:: INSTRUCTIONS TO FOLLOW ::
Read the material below. Count the lines containing "find" and give that count alone.

Entries taken from a collection:
########

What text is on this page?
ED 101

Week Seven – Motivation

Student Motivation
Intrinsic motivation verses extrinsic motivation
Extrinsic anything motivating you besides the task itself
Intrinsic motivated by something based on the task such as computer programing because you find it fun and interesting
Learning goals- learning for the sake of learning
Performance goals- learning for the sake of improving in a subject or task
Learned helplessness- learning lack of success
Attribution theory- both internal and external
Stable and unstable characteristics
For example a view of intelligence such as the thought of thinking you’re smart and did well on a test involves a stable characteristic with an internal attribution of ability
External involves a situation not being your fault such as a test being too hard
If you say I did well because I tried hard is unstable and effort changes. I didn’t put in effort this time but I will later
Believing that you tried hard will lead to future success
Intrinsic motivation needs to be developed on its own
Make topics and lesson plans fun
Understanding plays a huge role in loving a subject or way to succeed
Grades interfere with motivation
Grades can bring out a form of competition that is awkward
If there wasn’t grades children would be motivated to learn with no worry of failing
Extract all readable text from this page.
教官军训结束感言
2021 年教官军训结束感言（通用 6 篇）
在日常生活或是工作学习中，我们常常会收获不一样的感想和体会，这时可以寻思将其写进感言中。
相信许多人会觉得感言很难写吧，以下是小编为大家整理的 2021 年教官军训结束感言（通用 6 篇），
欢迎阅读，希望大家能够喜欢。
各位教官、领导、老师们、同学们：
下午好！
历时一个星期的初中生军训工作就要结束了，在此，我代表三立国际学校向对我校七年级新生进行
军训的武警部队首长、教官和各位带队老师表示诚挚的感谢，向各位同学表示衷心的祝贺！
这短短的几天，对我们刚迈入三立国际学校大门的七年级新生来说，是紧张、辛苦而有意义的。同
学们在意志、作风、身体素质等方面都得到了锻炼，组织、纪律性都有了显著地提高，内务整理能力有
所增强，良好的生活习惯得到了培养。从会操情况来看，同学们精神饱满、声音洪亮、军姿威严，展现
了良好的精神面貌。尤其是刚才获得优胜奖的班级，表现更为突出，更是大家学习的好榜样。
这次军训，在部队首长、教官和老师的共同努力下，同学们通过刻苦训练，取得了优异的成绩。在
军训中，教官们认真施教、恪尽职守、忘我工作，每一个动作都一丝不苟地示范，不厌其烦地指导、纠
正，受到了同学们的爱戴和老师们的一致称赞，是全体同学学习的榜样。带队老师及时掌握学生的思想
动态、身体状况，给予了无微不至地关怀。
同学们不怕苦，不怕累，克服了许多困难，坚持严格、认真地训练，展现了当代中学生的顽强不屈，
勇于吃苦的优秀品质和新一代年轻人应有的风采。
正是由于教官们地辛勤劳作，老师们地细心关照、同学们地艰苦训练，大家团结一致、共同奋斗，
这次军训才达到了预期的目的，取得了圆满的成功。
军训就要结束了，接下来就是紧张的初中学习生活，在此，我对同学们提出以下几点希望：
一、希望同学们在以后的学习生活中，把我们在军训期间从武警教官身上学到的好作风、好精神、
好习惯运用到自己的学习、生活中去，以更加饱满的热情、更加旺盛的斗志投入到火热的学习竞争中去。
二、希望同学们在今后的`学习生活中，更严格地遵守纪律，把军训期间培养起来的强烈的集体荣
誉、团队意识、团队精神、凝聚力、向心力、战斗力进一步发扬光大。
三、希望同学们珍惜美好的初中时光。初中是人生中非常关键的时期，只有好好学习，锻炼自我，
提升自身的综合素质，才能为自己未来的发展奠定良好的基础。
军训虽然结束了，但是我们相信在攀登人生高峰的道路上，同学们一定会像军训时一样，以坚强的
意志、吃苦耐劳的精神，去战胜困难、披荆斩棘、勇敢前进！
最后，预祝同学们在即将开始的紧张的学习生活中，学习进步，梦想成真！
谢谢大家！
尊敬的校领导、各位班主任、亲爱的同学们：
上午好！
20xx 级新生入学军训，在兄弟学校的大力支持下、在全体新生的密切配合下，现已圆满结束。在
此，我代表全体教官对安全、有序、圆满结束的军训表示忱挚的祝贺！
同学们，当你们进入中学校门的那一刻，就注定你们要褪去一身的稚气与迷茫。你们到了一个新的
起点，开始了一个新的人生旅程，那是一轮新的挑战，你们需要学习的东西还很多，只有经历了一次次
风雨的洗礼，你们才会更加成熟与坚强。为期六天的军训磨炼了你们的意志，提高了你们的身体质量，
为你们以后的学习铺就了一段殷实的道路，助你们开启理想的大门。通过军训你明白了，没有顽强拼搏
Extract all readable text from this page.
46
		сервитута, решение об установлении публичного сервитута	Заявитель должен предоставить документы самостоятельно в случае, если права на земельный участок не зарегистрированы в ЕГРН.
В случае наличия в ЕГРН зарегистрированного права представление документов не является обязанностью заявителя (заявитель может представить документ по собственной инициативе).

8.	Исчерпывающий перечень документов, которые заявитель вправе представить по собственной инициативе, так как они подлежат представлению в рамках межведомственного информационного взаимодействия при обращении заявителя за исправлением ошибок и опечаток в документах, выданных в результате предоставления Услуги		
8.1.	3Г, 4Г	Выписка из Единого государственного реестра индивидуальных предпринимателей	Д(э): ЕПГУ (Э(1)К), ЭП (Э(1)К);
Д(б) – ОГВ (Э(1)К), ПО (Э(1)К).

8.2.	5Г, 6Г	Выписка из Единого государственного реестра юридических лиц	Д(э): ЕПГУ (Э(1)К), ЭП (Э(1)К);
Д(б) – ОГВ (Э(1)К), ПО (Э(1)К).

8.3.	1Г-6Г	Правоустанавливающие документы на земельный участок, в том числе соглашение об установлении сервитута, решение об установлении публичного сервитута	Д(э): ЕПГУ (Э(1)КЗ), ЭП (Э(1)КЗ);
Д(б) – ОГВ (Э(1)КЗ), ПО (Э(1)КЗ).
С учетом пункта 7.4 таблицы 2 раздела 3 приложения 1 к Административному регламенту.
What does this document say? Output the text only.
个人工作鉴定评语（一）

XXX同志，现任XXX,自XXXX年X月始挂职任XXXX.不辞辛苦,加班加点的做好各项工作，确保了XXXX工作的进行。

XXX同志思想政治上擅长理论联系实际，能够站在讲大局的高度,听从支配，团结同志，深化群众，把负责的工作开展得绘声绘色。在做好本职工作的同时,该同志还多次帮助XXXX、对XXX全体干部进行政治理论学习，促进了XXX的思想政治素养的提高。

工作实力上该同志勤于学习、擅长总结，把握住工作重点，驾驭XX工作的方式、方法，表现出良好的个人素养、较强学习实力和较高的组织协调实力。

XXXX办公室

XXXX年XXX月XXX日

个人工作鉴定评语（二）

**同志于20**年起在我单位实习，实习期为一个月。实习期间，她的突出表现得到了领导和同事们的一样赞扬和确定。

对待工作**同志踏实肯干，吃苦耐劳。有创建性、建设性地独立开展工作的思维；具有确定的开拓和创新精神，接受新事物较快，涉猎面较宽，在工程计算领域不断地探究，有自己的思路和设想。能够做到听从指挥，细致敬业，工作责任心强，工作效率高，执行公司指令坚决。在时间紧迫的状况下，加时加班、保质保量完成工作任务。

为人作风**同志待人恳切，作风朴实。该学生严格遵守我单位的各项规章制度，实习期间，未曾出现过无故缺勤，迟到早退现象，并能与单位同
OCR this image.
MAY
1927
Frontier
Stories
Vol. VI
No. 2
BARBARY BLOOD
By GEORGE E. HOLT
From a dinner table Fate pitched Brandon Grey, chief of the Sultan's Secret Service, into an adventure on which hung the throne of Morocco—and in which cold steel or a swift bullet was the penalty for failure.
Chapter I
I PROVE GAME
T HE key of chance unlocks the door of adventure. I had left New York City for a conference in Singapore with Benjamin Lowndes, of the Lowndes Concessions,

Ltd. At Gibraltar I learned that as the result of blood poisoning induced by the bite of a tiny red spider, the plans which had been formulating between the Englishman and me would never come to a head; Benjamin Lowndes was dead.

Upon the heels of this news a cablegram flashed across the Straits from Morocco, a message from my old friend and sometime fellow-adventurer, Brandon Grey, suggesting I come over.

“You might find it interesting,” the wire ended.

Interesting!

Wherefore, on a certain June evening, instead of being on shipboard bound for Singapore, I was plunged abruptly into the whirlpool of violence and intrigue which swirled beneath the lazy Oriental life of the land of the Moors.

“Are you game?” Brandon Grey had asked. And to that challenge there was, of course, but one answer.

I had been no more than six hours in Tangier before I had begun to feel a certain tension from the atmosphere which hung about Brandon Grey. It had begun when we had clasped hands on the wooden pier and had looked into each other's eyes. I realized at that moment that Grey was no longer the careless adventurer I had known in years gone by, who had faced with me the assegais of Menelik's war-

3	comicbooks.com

########

:: ANSWER TO THE EXERCISE ::
2